▶ Dataset rows about figures:
--
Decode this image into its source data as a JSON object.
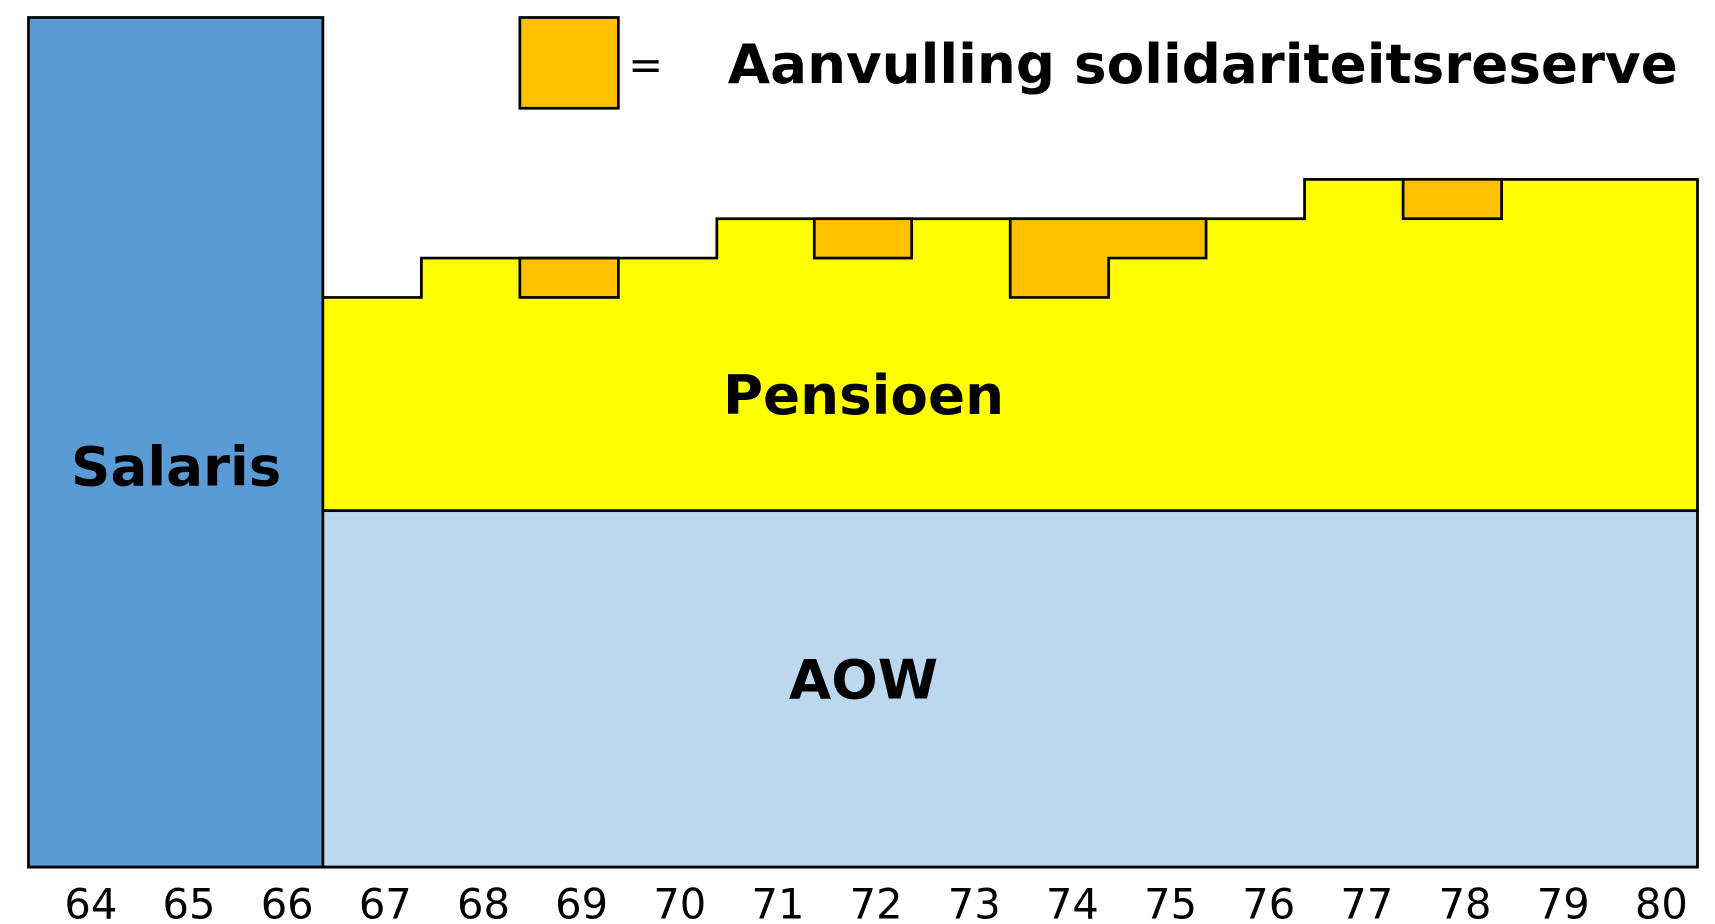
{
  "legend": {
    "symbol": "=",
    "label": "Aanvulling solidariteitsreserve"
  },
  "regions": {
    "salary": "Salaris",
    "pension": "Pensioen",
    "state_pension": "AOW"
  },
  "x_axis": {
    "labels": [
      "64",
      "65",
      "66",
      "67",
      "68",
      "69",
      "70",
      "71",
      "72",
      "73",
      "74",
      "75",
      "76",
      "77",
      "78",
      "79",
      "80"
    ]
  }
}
--
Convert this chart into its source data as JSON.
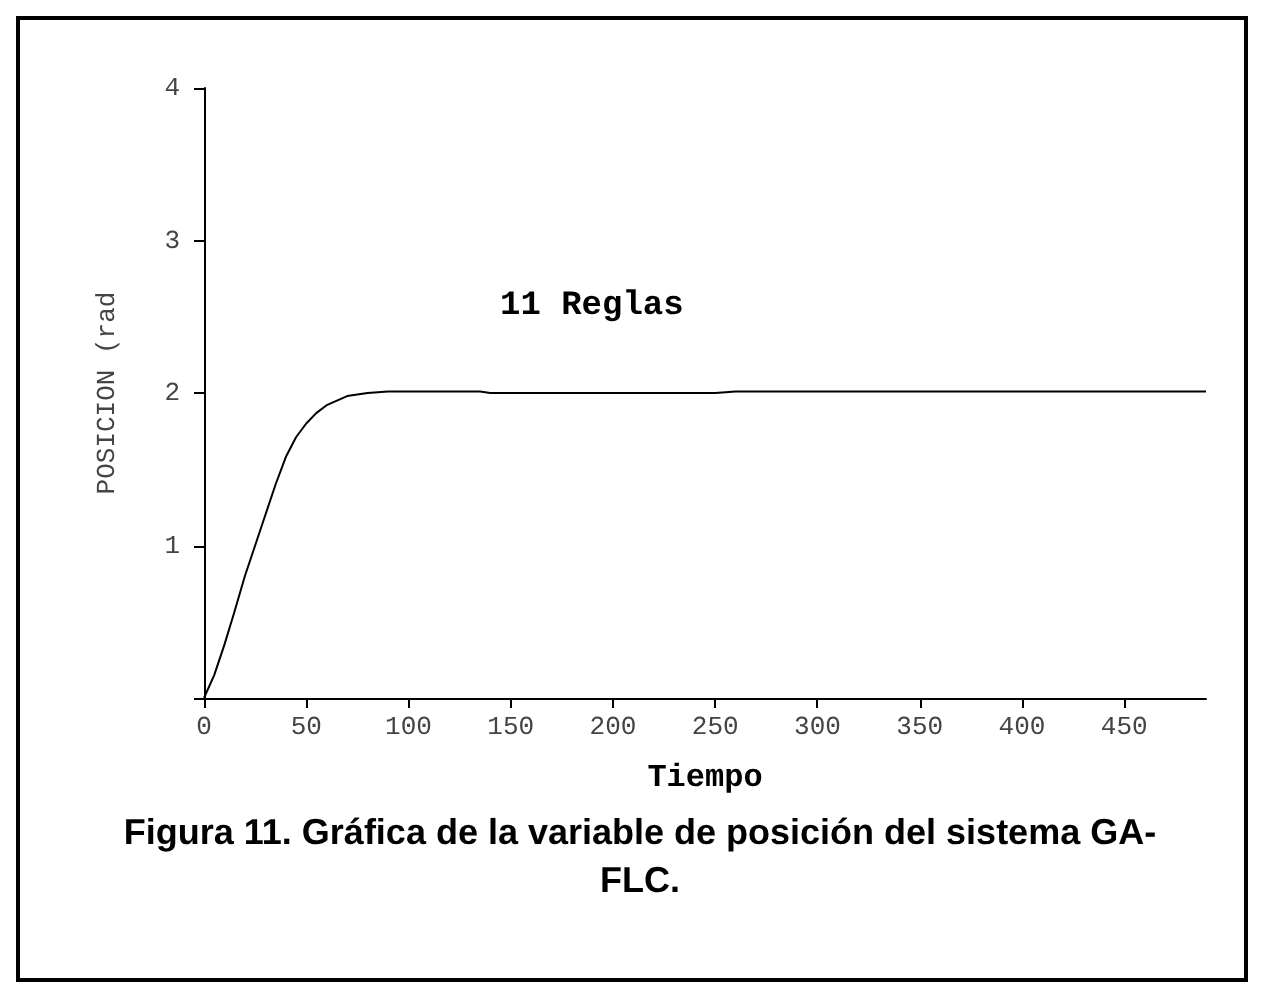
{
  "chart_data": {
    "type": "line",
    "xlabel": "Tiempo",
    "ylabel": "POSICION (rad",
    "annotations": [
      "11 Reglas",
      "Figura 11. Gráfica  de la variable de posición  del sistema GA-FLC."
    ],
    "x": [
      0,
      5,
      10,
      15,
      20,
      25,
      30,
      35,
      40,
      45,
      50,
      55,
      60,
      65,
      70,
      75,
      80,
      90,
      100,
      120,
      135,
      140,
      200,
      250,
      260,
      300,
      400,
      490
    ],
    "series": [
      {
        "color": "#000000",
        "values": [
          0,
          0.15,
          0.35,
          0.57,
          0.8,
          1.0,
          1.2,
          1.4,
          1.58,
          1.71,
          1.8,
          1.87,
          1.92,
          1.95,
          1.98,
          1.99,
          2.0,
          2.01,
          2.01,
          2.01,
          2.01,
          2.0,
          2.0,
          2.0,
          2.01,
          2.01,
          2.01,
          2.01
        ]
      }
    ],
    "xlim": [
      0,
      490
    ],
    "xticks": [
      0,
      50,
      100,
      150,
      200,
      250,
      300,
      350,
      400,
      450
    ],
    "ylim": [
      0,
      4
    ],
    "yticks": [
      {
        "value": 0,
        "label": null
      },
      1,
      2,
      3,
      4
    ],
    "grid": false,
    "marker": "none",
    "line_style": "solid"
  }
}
--
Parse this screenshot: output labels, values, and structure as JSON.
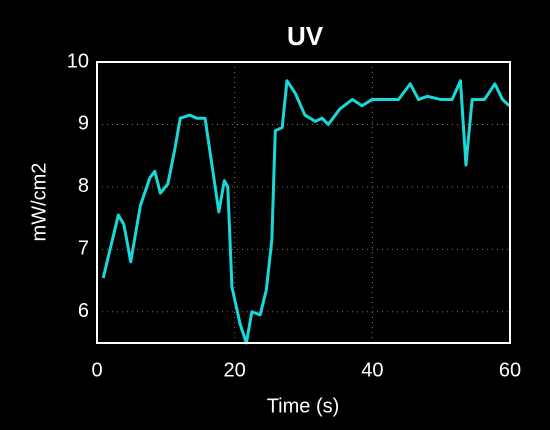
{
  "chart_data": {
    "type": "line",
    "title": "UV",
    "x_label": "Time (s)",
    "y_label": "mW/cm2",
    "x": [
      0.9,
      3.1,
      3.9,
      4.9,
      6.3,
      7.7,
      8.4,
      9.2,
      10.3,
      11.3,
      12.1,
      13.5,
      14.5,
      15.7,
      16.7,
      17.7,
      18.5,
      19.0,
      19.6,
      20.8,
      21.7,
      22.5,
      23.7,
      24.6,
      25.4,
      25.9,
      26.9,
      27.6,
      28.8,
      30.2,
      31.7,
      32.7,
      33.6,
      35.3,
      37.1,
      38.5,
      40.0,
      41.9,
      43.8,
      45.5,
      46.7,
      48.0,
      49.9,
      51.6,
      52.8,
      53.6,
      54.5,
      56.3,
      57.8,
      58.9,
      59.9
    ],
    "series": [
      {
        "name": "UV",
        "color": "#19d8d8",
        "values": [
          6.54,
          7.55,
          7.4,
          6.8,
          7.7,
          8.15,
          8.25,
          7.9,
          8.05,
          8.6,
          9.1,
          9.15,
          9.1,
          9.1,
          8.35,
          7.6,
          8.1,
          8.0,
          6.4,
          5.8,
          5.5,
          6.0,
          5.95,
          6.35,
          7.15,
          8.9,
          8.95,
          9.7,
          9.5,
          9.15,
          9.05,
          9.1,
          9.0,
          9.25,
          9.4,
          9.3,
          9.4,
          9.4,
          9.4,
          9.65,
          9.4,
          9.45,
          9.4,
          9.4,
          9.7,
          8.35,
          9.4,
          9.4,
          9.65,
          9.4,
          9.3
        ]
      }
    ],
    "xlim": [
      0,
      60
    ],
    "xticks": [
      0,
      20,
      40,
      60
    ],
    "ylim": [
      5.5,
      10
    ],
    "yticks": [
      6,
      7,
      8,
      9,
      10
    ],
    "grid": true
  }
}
--
▶ Task details: How many lines of the data contain the word "labels"? Answer with the number alone.

▶ Answer to the task: 2